─── Input for this task ───
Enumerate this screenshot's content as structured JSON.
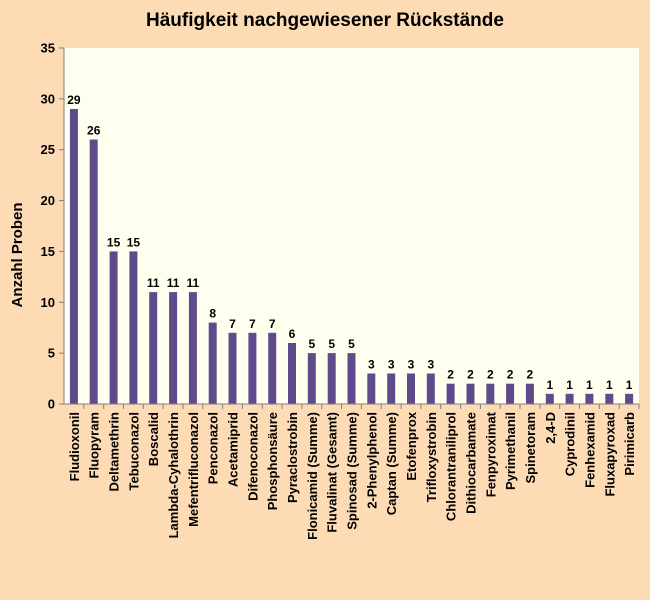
{
  "chart_data": {
    "type": "bar",
    "title": "Häufigkeit nachgewiesener Rückstände",
    "xlabel": "",
    "ylabel": "Anzahl Proben",
    "ylim": [
      0,
      35
    ],
    "yticks": [
      0,
      5,
      10,
      15,
      20,
      25,
      30,
      35
    ],
    "grid": false,
    "legend": "none",
    "colors": {
      "background": "#fddbb4",
      "plot_area": "#fffff0",
      "bar": "#5f4b8b",
      "axis": "#7f7f7f"
    },
    "categories": [
      "Fludioxonil",
      "Fluopyram",
      "Deltamethrin",
      "Tebuconazol",
      "Boscalid",
      "Lambda-Cyhalothrin",
      "Mefentrifluconazol",
      "Penconazol",
      "Acetamiprid",
      "Difenoconazol",
      "Phosphonsäure",
      "Pyraclostrobin",
      "Flonicamid (Summe)",
      "Fluvalinat (Gesamt)",
      "Spinosad (Summe)",
      "2-Phenylphenol",
      "Captan (Summe)",
      "Etofenprox",
      "Trifloxystrobin",
      "Chlorantraniliprol",
      "Dithiocarbamate",
      "Fenpyroximat",
      "Pyrimethanil",
      "Spinetoram",
      "2,4-D",
      "Cyprodinil",
      "Fenhexamid",
      "Fluxapyroxad",
      "Pirimicarb"
    ],
    "values": [
      29,
      26,
      15,
      15,
      11,
      11,
      11,
      8,
      7,
      7,
      7,
      6,
      5,
      5,
      5,
      3,
      3,
      3,
      3,
      2,
      2,
      2,
      2,
      2,
      1,
      1,
      1,
      1,
      1
    ],
    "data_labels": [
      "29",
      "26",
      "15",
      "15",
      "11",
      "11",
      "11",
      "8",
      "7",
      "7",
      "7",
      "6",
      "5",
      "5",
      "5",
      "3",
      "3",
      "3",
      "3",
      "2",
      "2",
      "2",
      "2",
      "2",
      "1",
      "1",
      "1",
      "1",
      "1"
    ]
  }
}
───
• **Set task**
Find the word "Summe" in the entries, and copy every line it shows up in.

• **Answer for this exercise**
      "Flonicamid (Summe)",
      "Spinosad (Summe)",
      "Captan (Summe)",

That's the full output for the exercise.